§ **PROBLEM TO SOLVE**: Give the entries again, word for word.

(Items from a figure collection)
%%
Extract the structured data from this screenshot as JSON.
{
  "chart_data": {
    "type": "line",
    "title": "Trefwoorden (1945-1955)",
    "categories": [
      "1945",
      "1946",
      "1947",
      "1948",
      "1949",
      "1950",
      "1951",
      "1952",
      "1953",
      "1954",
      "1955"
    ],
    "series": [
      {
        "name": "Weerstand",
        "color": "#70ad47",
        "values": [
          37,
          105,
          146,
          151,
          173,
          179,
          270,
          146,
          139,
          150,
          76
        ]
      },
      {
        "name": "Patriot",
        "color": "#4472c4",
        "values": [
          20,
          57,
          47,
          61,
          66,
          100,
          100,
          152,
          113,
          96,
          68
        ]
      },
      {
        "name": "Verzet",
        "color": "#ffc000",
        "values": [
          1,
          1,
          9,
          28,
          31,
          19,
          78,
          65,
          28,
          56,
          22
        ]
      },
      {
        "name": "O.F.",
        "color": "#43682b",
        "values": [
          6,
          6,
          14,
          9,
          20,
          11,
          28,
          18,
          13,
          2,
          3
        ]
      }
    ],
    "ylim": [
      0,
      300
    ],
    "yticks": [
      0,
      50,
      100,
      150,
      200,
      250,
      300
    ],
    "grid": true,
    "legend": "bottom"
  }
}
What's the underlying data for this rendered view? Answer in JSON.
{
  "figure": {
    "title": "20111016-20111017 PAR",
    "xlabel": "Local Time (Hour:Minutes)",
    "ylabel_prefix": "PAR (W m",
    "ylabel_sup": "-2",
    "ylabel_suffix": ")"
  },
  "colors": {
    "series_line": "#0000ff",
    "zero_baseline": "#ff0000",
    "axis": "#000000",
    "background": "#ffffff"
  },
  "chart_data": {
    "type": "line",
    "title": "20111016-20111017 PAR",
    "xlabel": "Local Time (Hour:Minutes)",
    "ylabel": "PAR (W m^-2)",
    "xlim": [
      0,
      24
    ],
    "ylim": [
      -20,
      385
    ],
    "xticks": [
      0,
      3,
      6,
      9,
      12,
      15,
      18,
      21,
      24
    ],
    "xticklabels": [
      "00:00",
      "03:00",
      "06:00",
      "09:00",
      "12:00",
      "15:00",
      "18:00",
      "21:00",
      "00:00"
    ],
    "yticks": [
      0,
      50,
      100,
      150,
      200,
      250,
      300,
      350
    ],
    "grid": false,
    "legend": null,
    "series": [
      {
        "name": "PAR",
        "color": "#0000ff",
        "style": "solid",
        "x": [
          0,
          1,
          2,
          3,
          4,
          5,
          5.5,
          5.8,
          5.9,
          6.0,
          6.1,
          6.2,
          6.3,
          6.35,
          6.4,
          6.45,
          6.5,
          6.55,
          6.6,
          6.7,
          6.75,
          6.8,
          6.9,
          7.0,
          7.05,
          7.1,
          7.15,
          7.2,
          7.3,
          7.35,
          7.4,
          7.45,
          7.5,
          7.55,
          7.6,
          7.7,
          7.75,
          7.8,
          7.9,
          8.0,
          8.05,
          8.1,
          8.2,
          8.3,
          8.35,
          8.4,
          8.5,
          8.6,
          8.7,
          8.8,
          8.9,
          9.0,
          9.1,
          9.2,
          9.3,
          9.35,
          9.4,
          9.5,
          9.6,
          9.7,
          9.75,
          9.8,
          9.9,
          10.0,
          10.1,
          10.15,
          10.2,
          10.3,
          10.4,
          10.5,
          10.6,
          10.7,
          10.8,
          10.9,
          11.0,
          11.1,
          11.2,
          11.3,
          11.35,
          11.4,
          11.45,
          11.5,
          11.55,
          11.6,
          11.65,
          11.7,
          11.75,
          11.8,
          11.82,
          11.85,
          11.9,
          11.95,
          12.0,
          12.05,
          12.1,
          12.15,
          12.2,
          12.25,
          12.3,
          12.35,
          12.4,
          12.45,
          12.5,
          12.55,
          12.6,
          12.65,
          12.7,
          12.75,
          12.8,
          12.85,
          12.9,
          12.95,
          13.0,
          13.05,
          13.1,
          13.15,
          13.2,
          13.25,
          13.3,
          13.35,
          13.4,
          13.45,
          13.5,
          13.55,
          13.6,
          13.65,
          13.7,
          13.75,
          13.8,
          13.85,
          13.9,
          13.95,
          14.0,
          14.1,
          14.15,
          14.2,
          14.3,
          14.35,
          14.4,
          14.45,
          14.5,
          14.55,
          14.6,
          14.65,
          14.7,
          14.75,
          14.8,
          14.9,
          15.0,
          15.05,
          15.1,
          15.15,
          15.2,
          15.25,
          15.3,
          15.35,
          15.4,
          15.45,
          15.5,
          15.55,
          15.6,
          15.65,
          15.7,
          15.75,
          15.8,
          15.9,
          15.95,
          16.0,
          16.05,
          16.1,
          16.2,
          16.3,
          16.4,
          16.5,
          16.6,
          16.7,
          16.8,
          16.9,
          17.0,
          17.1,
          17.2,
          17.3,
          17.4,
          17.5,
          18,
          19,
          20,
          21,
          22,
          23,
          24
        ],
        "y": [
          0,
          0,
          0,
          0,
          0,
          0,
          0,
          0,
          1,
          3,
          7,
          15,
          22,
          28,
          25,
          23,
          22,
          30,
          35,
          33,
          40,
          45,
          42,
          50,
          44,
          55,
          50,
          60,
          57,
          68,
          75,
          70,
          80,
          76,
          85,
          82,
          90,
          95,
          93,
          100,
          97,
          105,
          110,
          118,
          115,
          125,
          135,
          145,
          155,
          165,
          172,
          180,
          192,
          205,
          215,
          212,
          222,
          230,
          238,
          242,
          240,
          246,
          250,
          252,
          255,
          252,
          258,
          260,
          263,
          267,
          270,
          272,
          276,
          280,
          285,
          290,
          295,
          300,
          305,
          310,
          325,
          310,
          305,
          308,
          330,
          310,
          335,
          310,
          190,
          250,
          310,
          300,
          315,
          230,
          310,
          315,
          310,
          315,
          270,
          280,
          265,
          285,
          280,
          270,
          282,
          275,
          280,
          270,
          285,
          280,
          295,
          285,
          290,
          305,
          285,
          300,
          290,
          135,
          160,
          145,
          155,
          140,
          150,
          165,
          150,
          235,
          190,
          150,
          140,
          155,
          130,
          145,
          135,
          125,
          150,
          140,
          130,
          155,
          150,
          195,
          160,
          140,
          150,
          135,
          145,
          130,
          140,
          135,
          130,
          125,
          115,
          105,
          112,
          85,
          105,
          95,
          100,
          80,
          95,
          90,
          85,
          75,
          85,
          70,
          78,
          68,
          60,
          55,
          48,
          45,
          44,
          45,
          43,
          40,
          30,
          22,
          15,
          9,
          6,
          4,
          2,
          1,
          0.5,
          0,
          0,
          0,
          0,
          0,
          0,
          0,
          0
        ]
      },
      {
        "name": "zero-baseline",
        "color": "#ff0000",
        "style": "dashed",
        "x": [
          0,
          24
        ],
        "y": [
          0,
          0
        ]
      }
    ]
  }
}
%%
§ **THE OUTPUT**:
Extract the structured data from this screenshot as JSON.
{
  "chart_data": {
    "type": "line",
    "title": "Trefwoorden (1945-1955)",
    "categories": [
      "1945",
      "1946",
      "1947",
      "1948",
      "1949",
      "1950",
      "1951",
      "1952",
      "1953",
      "1954",
      "1955"
    ],
    "series": [
      {
        "name": "Weerstand",
        "color": "#70ad47",
        "values": [
          37,
          105,
          146,
          151,
          173,
          179,
          270,
          146,
          139,
          150,
          76
        ]
      },
      {
        "name": "Patriot",
        "color": "#4472c4",
        "values": [
          20,
          57,
          47,
          61,
          66,
          100,
          100,
          152,
          113,
          96,
          68
        ]
      },
      {
        "name": "Verzet",
        "color": "#ffc000",
        "values": [
          1,
          1,
          9,
          28,
          31,
          19,
          78,
          65,
          28,
          56,
          22
        ]
      },
      {
        "name": "O.F.",
        "color": "#43682b",
        "values": [
          6,
          6,
          14,
          9,
          20,
          11,
          28,
          18,
          13,
          2,
          3
        ]
      }
    ],
    "ylim": [
      0,
      300
    ],
    "yticks": [
      0,
      50,
      100,
      150,
      200,
      250,
      300
    ],
    "grid": true,
    "legend": "bottom"
  }
}
What's the underlying data for this rendered view? Answer in JSON.
{
  "figure": {
    "title": "20111016-20111017 PAR",
    "xlabel": "Local Time (Hour:Minutes)",
    "ylabel_prefix": "PAR (W m",
    "ylabel_sup": "-2",
    "ylabel_suffix": ")"
  },
  "colors": {
    "series_line": "#0000ff",
    "zero_baseline": "#ff0000",
    "axis": "#000000",
    "background": "#ffffff"
  },
  "chart_data": {
    "type": "line",
    "title": "20111016-20111017 PAR",
    "xlabel": "Local Time (Hour:Minutes)",
    "ylabel": "PAR (W m^-2)",
    "xlim": [
      0,
      24
    ],
    "ylim": [
      -20,
      385
    ],
    "xticks": [
      0,
      3,
      6,
      9,
      12,
      15,
      18,
      21,
      24
    ],
    "xticklabels": [
      "00:00",
      "03:00",
      "06:00",
      "09:00",
      "12:00",
      "15:00",
      "18:00",
      "21:00",
      "00:00"
    ],
    "yticks": [
      0,
      50,
      100,
      150,
      200,
      250,
      300,
      350
    ],
    "grid": false,
    "legend": null,
    "series": [
      {
        "name": "PAR",
        "color": "#0000ff",
        "style": "solid",
        "x": [
          0,
          1,
          2,
          3,
          4,
          5,
          5.5,
          5.8,
          5.9,
          6.0,
          6.1,
          6.2,
          6.3,
          6.35,
          6.4,
          6.45,
          6.5,
          6.55,
          6.6,
          6.7,
          6.75,
          6.8,
          6.9,
          7.0,
          7.05,
          7.1,
          7.15,
          7.2,
          7.3,
          7.35,
          7.4,
          7.45,
          7.5,
          7.55,
          7.6,
          7.7,
          7.75,
          7.8,
          7.9,
          8.0,
          8.05,
          8.1,
          8.2,
          8.3,
          8.35,
          8.4,
          8.5,
          8.6,
          8.7,
          8.8,
          8.9,
          9.0,
          9.1,
          9.2,
          9.3,
          9.35,
          9.4,
          9.5,
          9.6,
          9.7,
          9.75,
          9.8,
          9.9,
          10.0,
          10.1,
          10.15,
          10.2,
          10.3,
          10.4,
          10.5,
          10.6,
          10.7,
          10.8,
          10.9,
          11.0,
          11.1,
          11.2,
          11.3,
          11.35,
          11.4,
          11.45,
          11.5,
          11.55,
          11.6,
          11.65,
          11.7,
          11.75,
          11.8,
          11.82,
          11.85,
          11.9,
          11.95,
          12.0,
          12.05,
          12.1,
          12.15,
          12.2,
          12.25,
          12.3,
          12.35,
          12.4,
          12.45,
          12.5,
          12.55,
          12.6,
          12.65,
          12.7,
          12.75,
          12.8,
          12.85,
          12.9,
          12.95,
          13.0,
          13.05,
          13.1,
          13.15,
          13.2,
          13.25,
          13.3,
          13.35,
          13.4,
          13.45,
          13.5,
          13.55,
          13.6,
          13.65,
          13.7,
          13.75,
          13.8,
          13.85,
          13.9,
          13.95,
          14.0,
          14.1,
          14.15,
          14.2,
          14.3,
          14.35,
          14.4,
          14.45,
          14.5,
          14.55,
          14.6,
          14.65,
          14.7,
          14.75,
          14.8,
          14.9,
          15.0,
          15.05,
          15.1,
          15.15,
          15.2,
          15.25,
          15.3,
          15.35,
          15.4,
          15.45,
          15.5,
          15.55,
          15.6,
          15.65,
          15.7,
          15.75,
          15.8,
          15.9,
          15.95,
          16.0,
          16.05,
          16.1,
          16.2,
          16.3,
          16.4,
          16.5,
          16.6,
          16.7,
          16.8,
          16.9,
          17.0,
          17.1,
          17.2,
          17.3,
          17.4,
          17.5,
          18,
          19,
          20,
          21,
          22,
          23,
          24
        ],
        "y": [
          0,
          0,
          0,
          0,
          0,
          0,
          0,
          0,
          1,
          3,
          7,
          15,
          22,
          28,
          25,
          23,
          22,
          30,
          35,
          33,
          40,
          45,
          42,
          50,
          44,
          55,
          50,
          60,
          57,
          68,
          75,
          70,
          80,
          76,
          85,
          82,
          90,
          95,
          93,
          100,
          97,
          105,
          110,
          118,
          115,
          125,
          135,
          145,
          155,
          165,
          172,
          180,
          192,
          205,
          215,
          212,
          222,
          230,
          238,
          242,
          240,
          246,
          250,
          252,
          255,
          252,
          258,
          260,
          263,
          267,
          270,
          272,
          276,
          280,
          285,
          290,
          295,
          300,
          305,
          310,
          325,
          310,
          305,
          308,
          330,
          310,
          335,
          310,
          190,
          250,
          310,
          300,
          315,
          230,
          310,
          315,
          310,
          315,
          270,
          280,
          265,
          285,
          280,
          270,
          282,
          275,
          280,
          270,
          285,
          280,
          295,
          285,
          290,
          305,
          285,
          300,
          290,
          135,
          160,
          145,
          155,
          140,
          150,
          165,
          150,
          235,
          190,
          150,
          140,
          155,
          130,
          145,
          135,
          125,
          150,
          140,
          130,
          155,
          150,
          195,
          160,
          140,
          150,
          135,
          145,
          130,
          140,
          135,
          130,
          125,
          115,
          105,
          112,
          85,
          105,
          95,
          100,
          80,
          95,
          90,
          85,
          75,
          85,
          70,
          78,
          68,
          60,
          55,
          48,
          45,
          44,
          45,
          43,
          40,
          30,
          22,
          15,
          9,
          6,
          4,
          2,
          1,
          0.5,
          0,
          0,
          0,
          0,
          0,
          0,
          0,
          0
        ]
      },
      {
        "name": "zero-baseline",
        "color": "#ff0000",
        "style": "dashed",
        "x": [
          0,
          24
        ],
        "y": [
          0,
          0
        ]
      }
    ]
  }
}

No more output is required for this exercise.